> **TEXT BLOCK**:

┌──

Spectroscopy Analysis Guide

A skill for processing and interpreting spectroscopic data in chemistry research. Covers NMR, IR, mass spectrometry, and UV-Vis spectroscopy including data formats, baseline correction, peak detection, spectral matching, and structure elucidation workflows.

Spectral Data Formats

Common File Formats

| Format | Spectroscopy | Description | |--------|-------------|-------------| | JCAMP-DX (.jdx, .dx) | All types | IUPAC standard exchange format | | Bruker (1r, fid, acqu) | NMR | Raw and processed Bruker data | | mzML / mzXML | MS | Open mass spectrometry format | | SPC (.spc) | IR, UV-Vis | Galactic/Thermo spectral format | | CSV / TXT | All | Simple x,y pairs (wavelength/wavenumber, intensity) |

Reading Spectral Data

import numpy as np
from scipy.signal import find_peaks, savgol_filter

def read_jcamp(filepath: str) -> dict:
    """
    Read a JCAMP-DX spectral file.
    Returns x (wavenumber/chemical shift/m/z) and y (intensity) arrays.
    """
    x_data, y_data = [], []
    metadata = {}

    with open(filepath, "r") as f:
        for line in f:
            line = line.strip()
            if line.startswith("##"):
                key_val = line[2:].split("=", 1)
                if len(key_val) == 2:
                    metadata[key_val[0].strip()] = key_val[1].strip()

└──

> **WRITTEN EXERCISE A**: In the spectroscopy analysis guide, which file format is described as the IUPAC standard exchange format?
> **WRITTEN EXERCISE B**: From the spectroscopy analysis guide, return the passage starting at "Returns x (wavenumber/chemical" and ending at "line = line.strip()".
> **WRITTEN EXERCISE C**: Carry the spectroscopy analysis guide forward from its last line.

> **INFORMATION SHOWN**:
┌──

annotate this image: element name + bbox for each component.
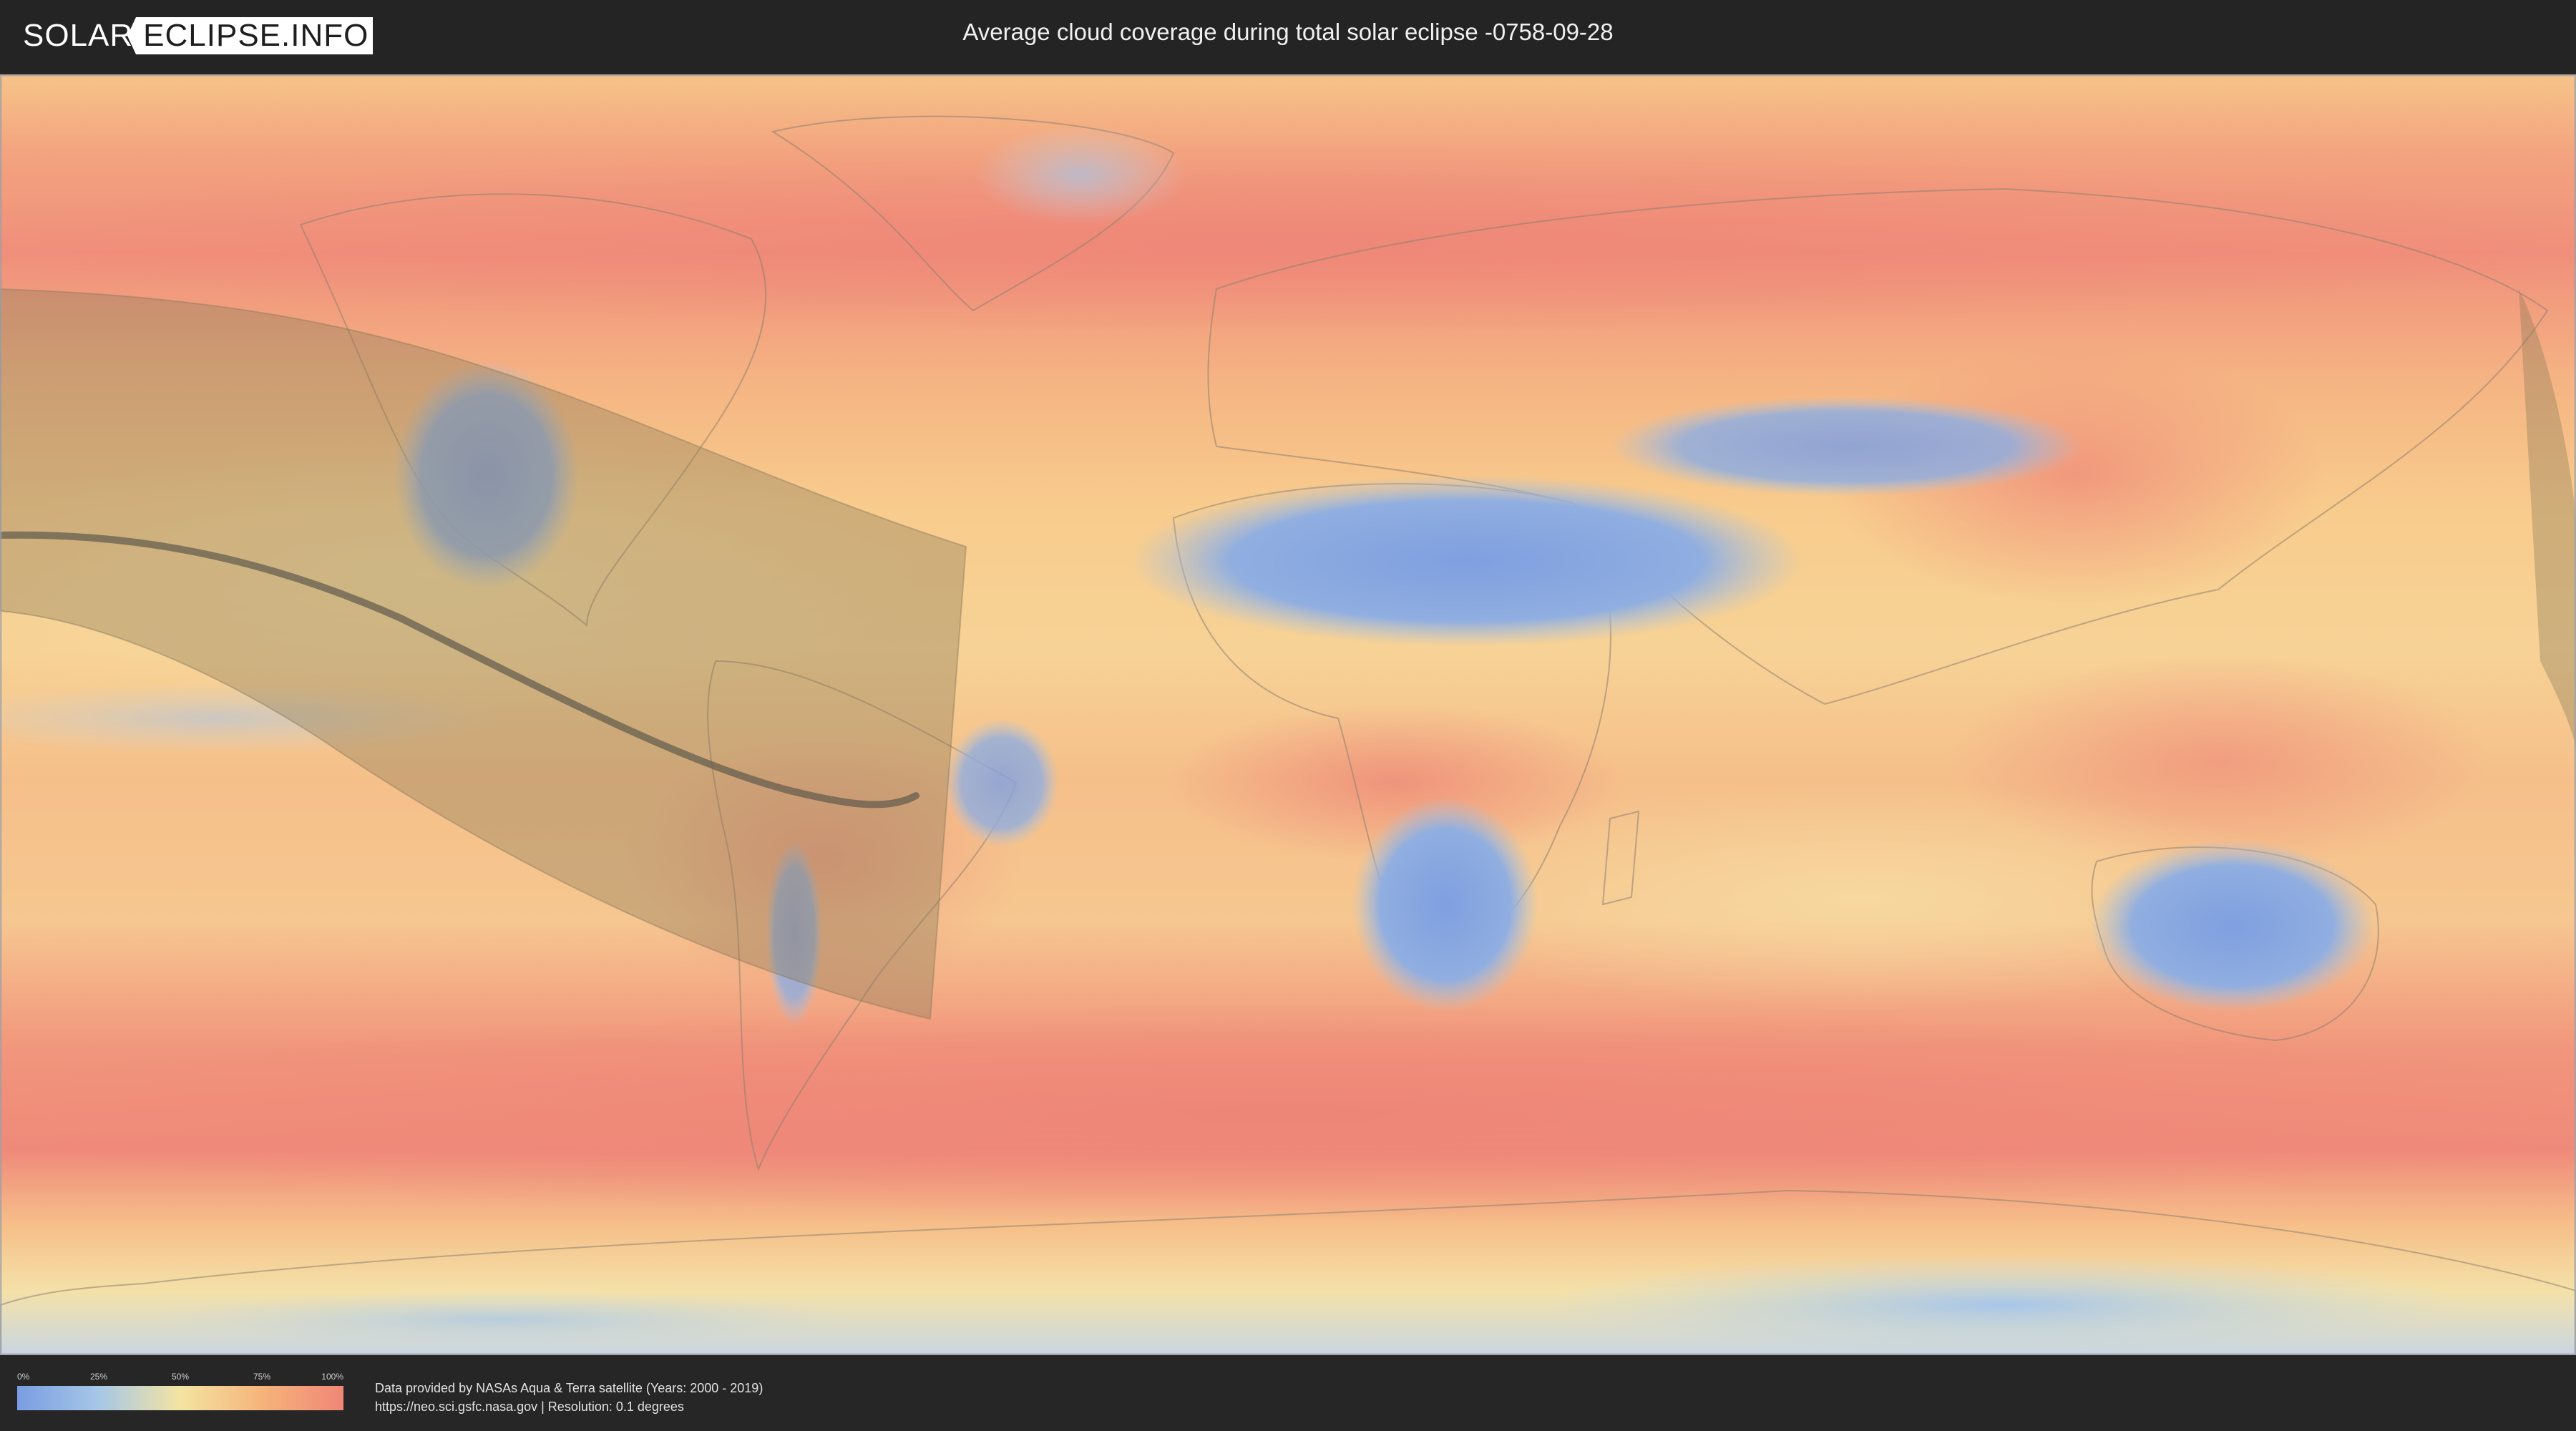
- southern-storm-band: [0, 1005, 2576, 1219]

└──

> **RESULT A**: JCAMP-DX (.jdx, .dx)

> **RESULT B**:
Returns x (wavenumber/chemical shift/m/z) and y (intensity) arrays.
    """
    x_data, y_data = [], []
    metadata = {}

    with open(filepath, "r") as f:
        for line in f:
            line = line.strip()

> **RESULT C**:
            elif line and not line.startswith("$$"):
                parts = line.split()
                try:
                    values = [float(v) for v in parts]
                    if len(values) >= 2:
                        x_data.append(values[0])
                        y_data.extend(values[1:])
                except ValueError:
                    continue

    return {
        "x": np.array(x_data),
        "y": np.array(y_data[:len(x_data)]),
        "metadata": metadata,
    }

NMR Spectroscopy

1H NMR Processing

import nmrglue as ng

def process_1h_nmr(bruker_dir: str) -> dict:
    """
    Process 1H NMR data from Bruker format using nmrglue.
    bruker_dir: path to Bruker experiment directory
    """
    # Read raw data
    dic, data = ng.bruker.read(bruker_dir)

    # Apply processing
    data = ng.bruker.remove_digital_filter(dic, data)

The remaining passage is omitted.